DIRECTIONS: Please print the full listing exactly.

— START RECORD SET —

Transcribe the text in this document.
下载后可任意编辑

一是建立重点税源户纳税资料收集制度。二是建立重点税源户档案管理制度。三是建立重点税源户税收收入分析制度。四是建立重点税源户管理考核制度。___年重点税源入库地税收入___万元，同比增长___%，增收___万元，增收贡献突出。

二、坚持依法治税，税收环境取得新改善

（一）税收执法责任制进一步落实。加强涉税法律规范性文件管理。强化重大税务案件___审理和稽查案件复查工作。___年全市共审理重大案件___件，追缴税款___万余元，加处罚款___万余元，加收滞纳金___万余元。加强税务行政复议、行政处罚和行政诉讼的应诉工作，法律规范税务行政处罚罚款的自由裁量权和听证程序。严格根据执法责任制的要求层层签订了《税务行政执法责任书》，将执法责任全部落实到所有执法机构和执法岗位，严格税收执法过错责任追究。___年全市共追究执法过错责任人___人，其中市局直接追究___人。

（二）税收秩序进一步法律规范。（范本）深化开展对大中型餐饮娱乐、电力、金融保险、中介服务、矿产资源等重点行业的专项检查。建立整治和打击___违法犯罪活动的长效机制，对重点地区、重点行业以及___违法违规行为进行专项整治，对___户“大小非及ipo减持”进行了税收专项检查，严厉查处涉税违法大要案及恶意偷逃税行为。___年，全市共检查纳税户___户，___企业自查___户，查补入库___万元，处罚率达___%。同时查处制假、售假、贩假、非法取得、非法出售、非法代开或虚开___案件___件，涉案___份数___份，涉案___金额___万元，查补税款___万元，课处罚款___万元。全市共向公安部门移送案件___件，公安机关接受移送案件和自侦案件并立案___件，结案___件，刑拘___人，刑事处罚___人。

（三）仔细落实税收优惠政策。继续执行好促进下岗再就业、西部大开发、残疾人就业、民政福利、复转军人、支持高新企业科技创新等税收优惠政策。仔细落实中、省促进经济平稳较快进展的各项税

— END RECORD SET —

RESULT OF THIS TASK:
Transcribe the text in this document.
下载后可任意编辑

一是建立重点税源户纳税资料收集制度。二是建立重点税源户档案管理制度。三是建立重点税源户税收收入分析制度。四是建立重点税源户管理考核制度。___年重点税源入库地税收入___万元，同比增长___%，增收___万元，增收贡献突出。

二、坚持依法治税，税收环境取得新改善

（一）税收执法责任制进一步落实。加强涉税法律规范性文件管理。强化重大税务案件___审理和稽查案件复查工作。___年全市共审理重大案件___件，追缴税款___万余元，加处罚款___万余元，加收滞纳金___万余元。加强税务行政复议、行政处罚和行政诉讼的应诉工作，法律规范税务行政处罚罚款的自由裁量权和听证程序。严格根据执法责任制的要求层层签订了《税务行政执法责任书》，将执法责任全部落实到所有执法机构和执法岗位，严格税收执法过错责任追究。___年全市共追究执法过错责任人___人，其中市局直接追究___人。

（二）税收秩序进一步法律规范。（范本）深化开展对大中型餐饮娱乐、电力、金融保险、中介服务、矿产资源等重点行业的专项检查。建立整治和打击___违法犯罪活动的长效机制，对重点地区、重点行业以及___违法违规行为进行专项整治，对___户“大小非及ipo减持”进行了税收专项检查，严厉查处涉税违法大要案及恶意偷逃税行为。___年，全市共检查纳税户___户，___企业自查___户，查补入库___万元，处罚率达___%。同时查处制假、售假、贩假、非法取得、非法出售、非法代开或虚开___案件___件，涉案___份数___份，涉案___金额___万元，查补税款___万元，课处罚款___万元。全市共向公安部门移送案件___件，公安机关接受移送案件和自侦案件并立案___件，结案___件，刑拘___人，刑事处罚___人。

（三）仔细落实税收优惠政策。继续执行好促进下岗再就业、西部大开发、残疾人就业、民政福利、复转军人、支持高新企业科技创新等税收优惠政策。仔细落实中、省促进经济平稳较快进展的各项税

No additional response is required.